■ Problem details
Leave out the pictures and copy everything else in the entries exactly.

(Extracted data entries)
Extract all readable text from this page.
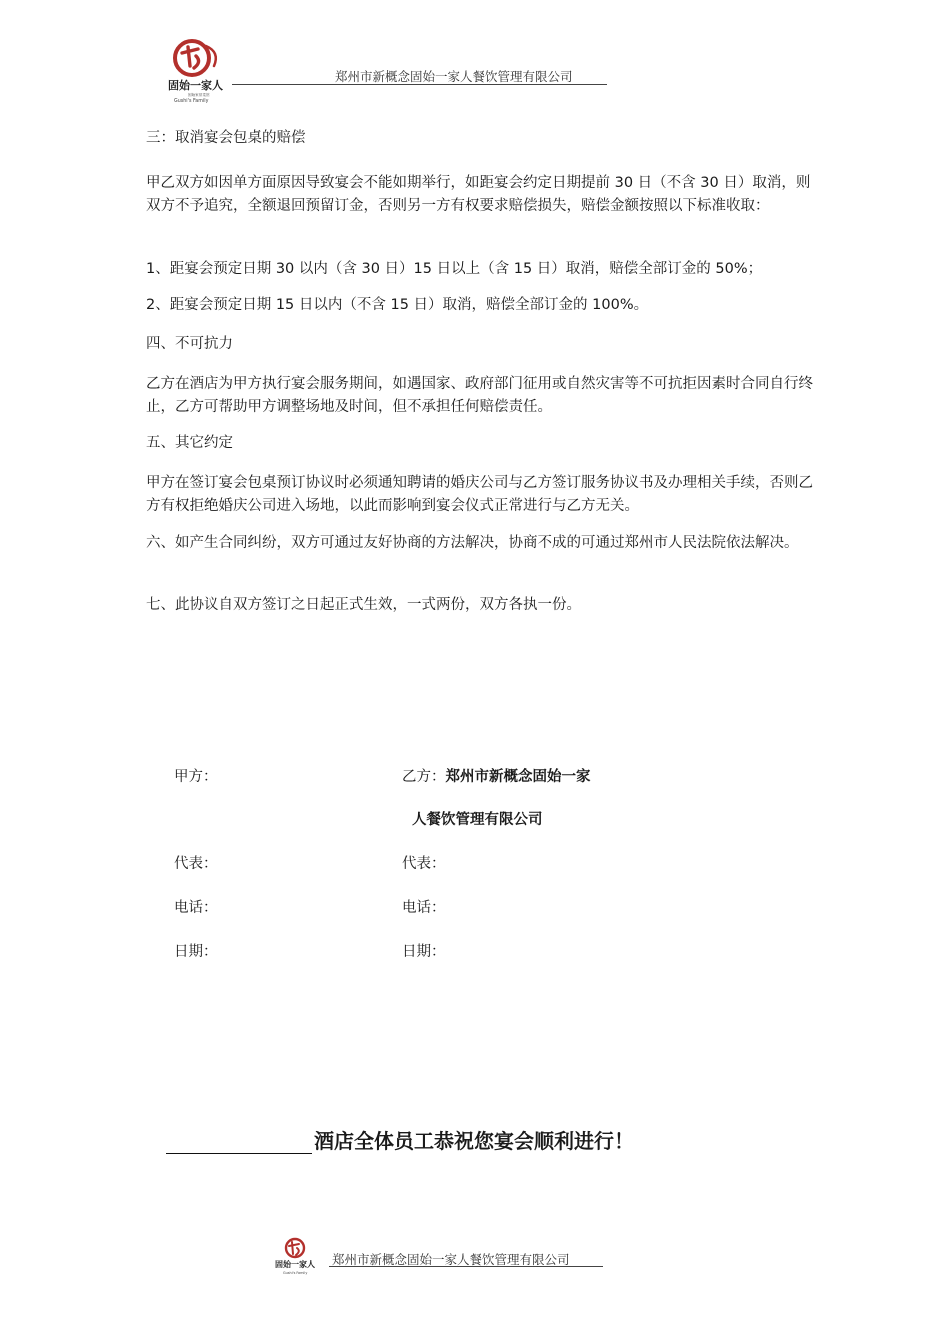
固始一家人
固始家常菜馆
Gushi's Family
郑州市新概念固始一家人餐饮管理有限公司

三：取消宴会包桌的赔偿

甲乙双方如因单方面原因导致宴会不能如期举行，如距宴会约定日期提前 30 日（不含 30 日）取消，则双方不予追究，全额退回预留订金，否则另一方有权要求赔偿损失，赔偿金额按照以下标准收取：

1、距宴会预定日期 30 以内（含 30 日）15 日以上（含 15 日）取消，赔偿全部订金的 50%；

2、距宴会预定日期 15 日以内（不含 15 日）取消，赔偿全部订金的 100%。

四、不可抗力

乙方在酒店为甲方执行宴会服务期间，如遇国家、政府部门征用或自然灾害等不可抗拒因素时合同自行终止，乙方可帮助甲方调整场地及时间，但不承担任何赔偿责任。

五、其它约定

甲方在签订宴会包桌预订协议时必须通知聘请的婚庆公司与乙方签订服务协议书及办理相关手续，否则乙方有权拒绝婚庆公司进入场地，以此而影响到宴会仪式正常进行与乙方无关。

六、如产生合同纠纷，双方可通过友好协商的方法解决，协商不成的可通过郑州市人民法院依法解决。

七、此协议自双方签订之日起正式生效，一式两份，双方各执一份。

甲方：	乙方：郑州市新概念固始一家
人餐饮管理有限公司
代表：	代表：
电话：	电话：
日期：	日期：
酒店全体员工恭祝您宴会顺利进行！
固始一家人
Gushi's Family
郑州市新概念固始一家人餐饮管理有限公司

■ Task response
Extract all readable text from this page.
固始一家人
固始家常菜馆
Gushi's Family
郑州市新概念固始一家人餐饮管理有限公司

三：取消宴会包桌的赔偿

甲乙双方如因单方面原因导致宴会不能如期举行，如距宴会约定日期提前 30 日（不含 30 日）取消，则双方不予追究，全额退回预留订金，否则另一方有权要求赔偿损失，赔偿金额按照以下标准收取：

1、距宴会预定日期 30 以内（含 30 日）15 日以上（含 15 日）取消，赔偿全部订金的 50%；

2、距宴会预定日期 15 日以内（不含 15 日）取消，赔偿全部订金的 100%。

四、不可抗力

乙方在酒店为甲方执行宴会服务期间，如遇国家、政府部门征用或自然灾害等不可抗拒因素时合同自行终止，乙方可帮助甲方调整场地及时间，但不承担任何赔偿责任。

五、其它约定

甲方在签订宴会包桌预订协议时必须通知聘请的婚庆公司与乙方签订服务协议书及办理相关手续，否则乙方有权拒绝婚庆公司进入场地，以此而影响到宴会仪式正常进行与乙方无关。

六、如产生合同纠纷，双方可通过友好协商的方法解决，协商不成的可通过郑州市人民法院依法解决。

七、此协议自双方签订之日起正式生效，一式两份，双方各执一份。

甲方：	乙方：郑州市新概念固始一家
人餐饮管理有限公司
代表：	代表：
电话：	电话：
日期：	日期：
酒店全体员工恭祝您宴会顺利进行！
固始一家人
Gushi's Family
郑州市新概念固始一家人餐饮管理有限公司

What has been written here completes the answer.